● **What is required**: Sift the listing for lines that hold the string "بتشغيل" and pull them out.
=-=-=-=-=
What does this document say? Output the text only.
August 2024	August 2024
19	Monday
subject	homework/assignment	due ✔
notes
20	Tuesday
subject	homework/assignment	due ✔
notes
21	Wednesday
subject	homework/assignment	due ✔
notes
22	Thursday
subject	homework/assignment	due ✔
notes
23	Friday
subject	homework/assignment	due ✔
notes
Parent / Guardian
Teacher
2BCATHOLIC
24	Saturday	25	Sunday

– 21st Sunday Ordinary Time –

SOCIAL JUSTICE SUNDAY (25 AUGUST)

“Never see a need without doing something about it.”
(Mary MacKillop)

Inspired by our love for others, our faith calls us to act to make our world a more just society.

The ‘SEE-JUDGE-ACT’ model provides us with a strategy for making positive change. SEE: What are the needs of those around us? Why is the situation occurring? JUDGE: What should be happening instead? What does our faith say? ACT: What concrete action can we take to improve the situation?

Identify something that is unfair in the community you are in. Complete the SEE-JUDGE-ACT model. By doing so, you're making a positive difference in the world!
=-=-=-=-=
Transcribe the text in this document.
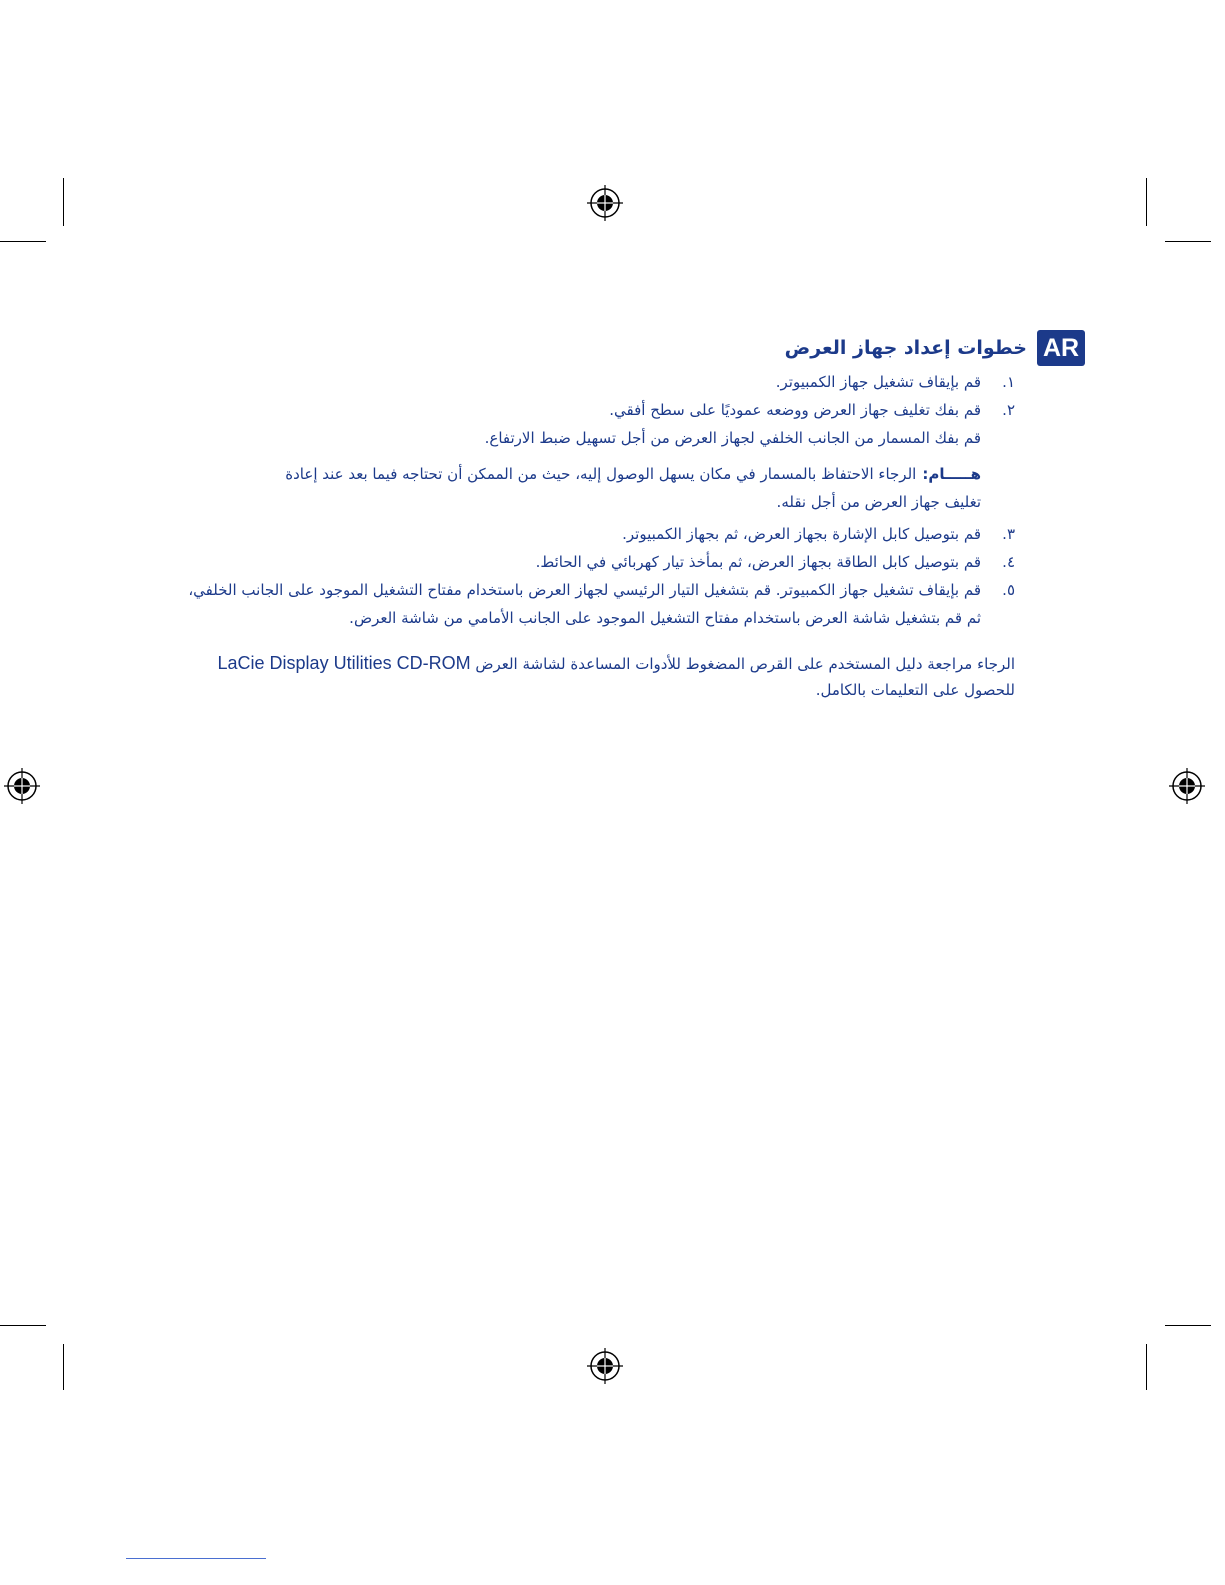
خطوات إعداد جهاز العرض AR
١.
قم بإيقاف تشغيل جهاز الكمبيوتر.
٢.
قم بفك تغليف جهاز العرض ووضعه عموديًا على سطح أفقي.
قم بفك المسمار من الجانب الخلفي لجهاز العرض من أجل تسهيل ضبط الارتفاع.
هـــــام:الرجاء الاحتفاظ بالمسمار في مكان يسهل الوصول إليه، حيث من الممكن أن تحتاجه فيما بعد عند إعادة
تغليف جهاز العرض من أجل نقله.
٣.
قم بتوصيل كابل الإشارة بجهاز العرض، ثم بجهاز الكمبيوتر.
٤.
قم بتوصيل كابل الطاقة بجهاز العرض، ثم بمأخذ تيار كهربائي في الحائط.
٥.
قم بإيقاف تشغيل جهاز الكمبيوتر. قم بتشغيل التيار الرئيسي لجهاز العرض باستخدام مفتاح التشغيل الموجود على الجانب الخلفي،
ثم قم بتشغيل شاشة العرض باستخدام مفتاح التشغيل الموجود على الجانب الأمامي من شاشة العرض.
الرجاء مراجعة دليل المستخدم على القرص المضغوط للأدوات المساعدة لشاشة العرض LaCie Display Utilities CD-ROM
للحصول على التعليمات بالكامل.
=-=-=-=-=
● **Answer to the problem**:
قم بإيقاف تشغيل جهاز الكمبيوتر. قم بتشغيل التيار الرئيسي لجهاز العرض باستخدام مفتاح التشغيل الموجود على الجانب الخلفي،
ثم قم بتشغيل شاشة العرض باستخدام مفتاح التشغيل الموجود على الجانب الأمامي من شاشة العرض.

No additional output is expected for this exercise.